*TASK STATEMENT*. Transcribe the material word for word, but without the images.

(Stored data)
________
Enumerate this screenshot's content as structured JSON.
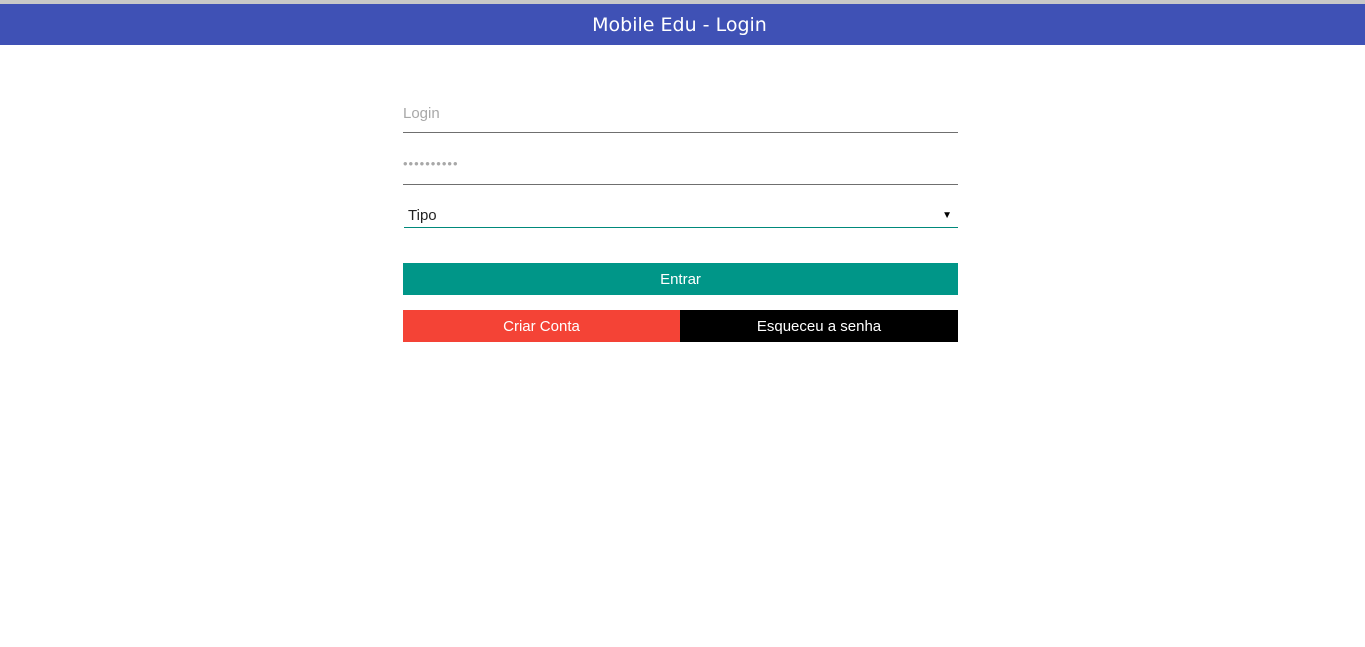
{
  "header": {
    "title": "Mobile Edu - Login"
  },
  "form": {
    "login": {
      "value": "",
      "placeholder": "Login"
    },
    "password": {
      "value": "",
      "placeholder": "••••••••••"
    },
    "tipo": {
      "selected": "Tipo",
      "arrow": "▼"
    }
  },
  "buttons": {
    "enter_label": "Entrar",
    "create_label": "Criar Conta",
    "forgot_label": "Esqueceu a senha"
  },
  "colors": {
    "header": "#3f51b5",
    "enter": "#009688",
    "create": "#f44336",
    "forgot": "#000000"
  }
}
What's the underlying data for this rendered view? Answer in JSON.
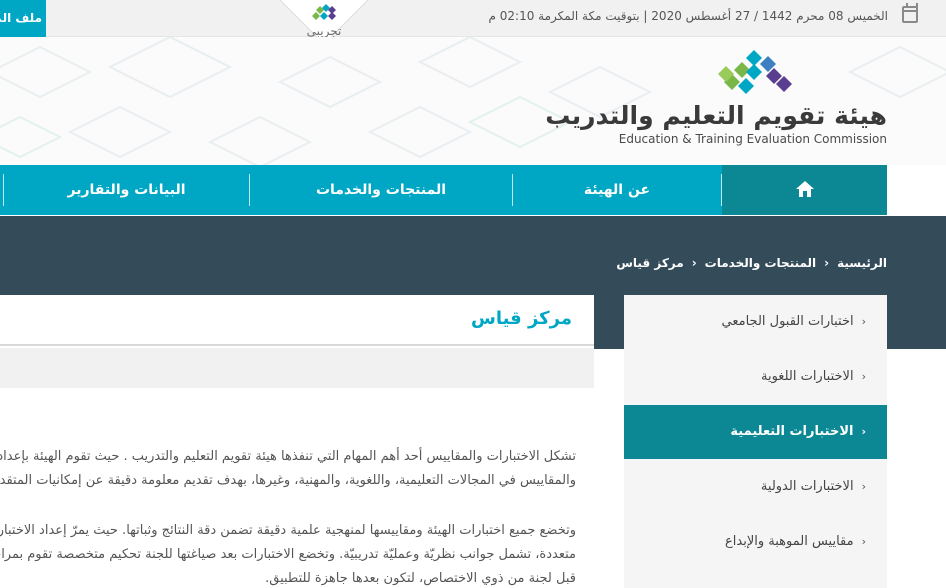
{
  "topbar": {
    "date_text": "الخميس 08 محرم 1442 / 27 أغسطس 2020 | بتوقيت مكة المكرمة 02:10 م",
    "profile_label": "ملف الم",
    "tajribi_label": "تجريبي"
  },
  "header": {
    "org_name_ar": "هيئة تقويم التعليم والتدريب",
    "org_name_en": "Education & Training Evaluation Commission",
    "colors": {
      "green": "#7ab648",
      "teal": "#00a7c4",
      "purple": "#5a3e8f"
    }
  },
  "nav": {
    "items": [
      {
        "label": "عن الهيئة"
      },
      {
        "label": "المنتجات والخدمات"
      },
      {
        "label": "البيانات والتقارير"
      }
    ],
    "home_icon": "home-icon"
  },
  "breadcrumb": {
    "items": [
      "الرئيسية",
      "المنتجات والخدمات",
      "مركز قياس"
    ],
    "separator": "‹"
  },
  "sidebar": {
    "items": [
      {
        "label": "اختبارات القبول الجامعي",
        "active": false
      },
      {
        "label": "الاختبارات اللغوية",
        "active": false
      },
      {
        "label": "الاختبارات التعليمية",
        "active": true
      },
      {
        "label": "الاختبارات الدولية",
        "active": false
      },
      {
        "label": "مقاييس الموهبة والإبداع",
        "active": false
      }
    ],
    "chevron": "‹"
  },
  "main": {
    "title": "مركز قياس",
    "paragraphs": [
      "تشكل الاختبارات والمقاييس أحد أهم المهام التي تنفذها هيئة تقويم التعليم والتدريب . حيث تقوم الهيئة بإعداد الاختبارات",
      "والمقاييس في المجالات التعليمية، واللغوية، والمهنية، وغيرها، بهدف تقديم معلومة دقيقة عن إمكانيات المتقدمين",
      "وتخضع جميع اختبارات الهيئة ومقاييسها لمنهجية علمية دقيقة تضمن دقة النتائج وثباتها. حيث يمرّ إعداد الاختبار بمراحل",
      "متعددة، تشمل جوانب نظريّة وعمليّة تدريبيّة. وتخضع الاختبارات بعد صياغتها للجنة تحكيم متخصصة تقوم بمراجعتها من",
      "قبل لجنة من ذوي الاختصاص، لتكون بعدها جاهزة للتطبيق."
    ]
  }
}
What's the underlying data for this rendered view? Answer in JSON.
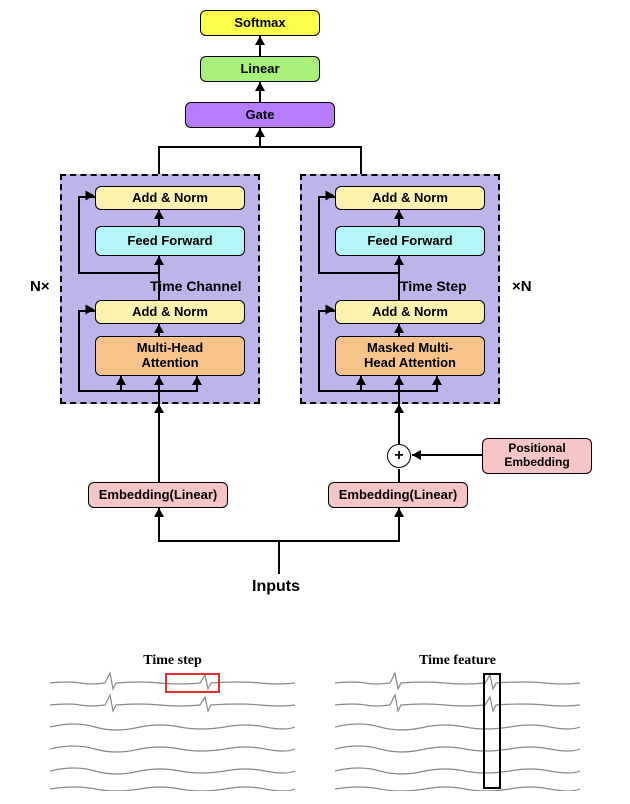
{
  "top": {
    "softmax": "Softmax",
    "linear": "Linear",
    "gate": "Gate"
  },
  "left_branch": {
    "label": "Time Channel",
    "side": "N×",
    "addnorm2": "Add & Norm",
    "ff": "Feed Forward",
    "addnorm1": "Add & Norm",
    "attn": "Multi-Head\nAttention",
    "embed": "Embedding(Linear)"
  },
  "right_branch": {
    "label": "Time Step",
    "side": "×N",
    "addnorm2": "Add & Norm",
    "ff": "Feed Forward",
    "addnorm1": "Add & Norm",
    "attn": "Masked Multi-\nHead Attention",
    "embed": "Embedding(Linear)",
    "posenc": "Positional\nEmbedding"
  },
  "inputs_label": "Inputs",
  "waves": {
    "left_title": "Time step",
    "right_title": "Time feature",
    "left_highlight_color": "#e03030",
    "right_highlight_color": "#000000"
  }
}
________
*RESULT OF THIS EXERCISE*.
Enumerate this screenshot's content as structured JSON.
{
  "header": {
    "title": "Mobile Edu - Login"
  },
  "form": {
    "login": {
      "value": "",
      "placeholder": "Login"
    },
    "password": {
      "value": "",
      "placeholder": "••••••••••"
    },
    "tipo": {
      "selected": "Tipo",
      "arrow": "▼"
    }
  },
  "buttons": {
    "enter_label": "Entrar",
    "create_label": "Criar Conta",
    "forgot_label": "Esqueceu a senha"
  },
  "colors": {
    "header": "#3f51b5",
    "enter": "#009688",
    "create": "#f44336",
    "forgot": "#000000"
  }
}
What's the underlying data for this rendered view? Answer in JSON.
{
  "topbar": {
    "date_text": "الخميس 08 محرم 1442 / 27 أغسطس 2020 | بتوقيت مكة المكرمة 02:10 م",
    "profile_label": "ملف الم",
    "tajribi_label": "تجريبي"
  },
  "header": {
    "org_name_ar": "هيئة تقويم التعليم والتدريب",
    "org_name_en": "Education & Training Evaluation Commission",
    "colors": {
      "green": "#7ab648",
      "teal": "#00a7c4",
      "purple": "#5a3e8f"
    }
  },
  "nav": {
    "items": [
      {
        "label": "عن الهيئة"
      },
      {
        "label": "المنتجات والخدمات"
      },
      {
        "label": "البيانات والتقارير"
      }
    ],
    "home_icon": "home-icon"
  },
  "breadcrumb": {
    "items": [
      "الرئيسية",
      "المنتجات والخدمات",
      "مركز قياس"
    ],
    "separator": "‹"
  },
  "sidebar": {
    "items": [
      {
        "label": "اختبارات القبول الجامعي",
        "active": false
      },
      {
        "label": "الاختبارات اللغوية",
        "active": false
      },
      {
        "label": "الاختبارات التعليمية",
        "active": true
      },
      {
        "label": "الاختبارات الدولية",
        "active": false
      },
      {
        "label": "مقاييس الموهبة والإبداع",
        "active": false
      }
    ],
    "chevron": "‹"
  },
  "main": {
    "title": "مركز قياس",
    "paragraphs": [
      "تشكل الاختبارات والمقاييس أحد أهم المهام التي تنفذها هيئة تقويم التعليم والتدريب . حيث تقوم الهيئة بإعداد الاختبارات",
      "والمقاييس في المجالات التعليمية، واللغوية، والمهنية، وغيرها، بهدف تقديم معلومة دقيقة عن إمكانيات المتقدمين",
      "وتخضع جميع اختبارات الهيئة ومقاييسها لمنهجية علمية دقيقة تضمن دقة النتائج وثباتها. حيث يمرّ إعداد الاختبار بمراحل",
      "متعددة، تشمل جوانب نظريّة وعمليّة تدريبيّة. وتخضع الاختبارات بعد صياغتها للجنة تحكيم متخصصة تقوم بمراجعتها من",
      "قبل لجنة من ذوي الاختصاص، لتكون بعدها جاهزة للتطبيق."
    ]
  }
}
What's the underlying data for this rendered view? Answer in JSON.
{
  "top": {
    "softmax": "Softmax",
    "linear": "Linear",
    "gate": "Gate"
  },
  "left_branch": {
    "label": "Time Channel",
    "side": "N×",
    "addnorm2": "Add & Norm",
    "ff": "Feed Forward",
    "addnorm1": "Add & Norm",
    "attn": "Multi-Head\nAttention",
    "embed": "Embedding(Linear)"
  },
  "right_branch": {
    "label": "Time Step",
    "side": "×N",
    "addnorm2": "Add & Norm",
    "ff": "Feed Forward",
    "addnorm1": "Add & Norm",
    "attn": "Masked Multi-\nHead Attention",
    "embed": "Embedding(Linear)",
    "posenc": "Positional\nEmbedding"
  },
  "inputs_label": "Inputs",
  "waves": {
    "left_title": "Time step",
    "right_title": "Time feature",
    "left_highlight_color": "#e03030",
    "right_highlight_color": "#000000"
  }
}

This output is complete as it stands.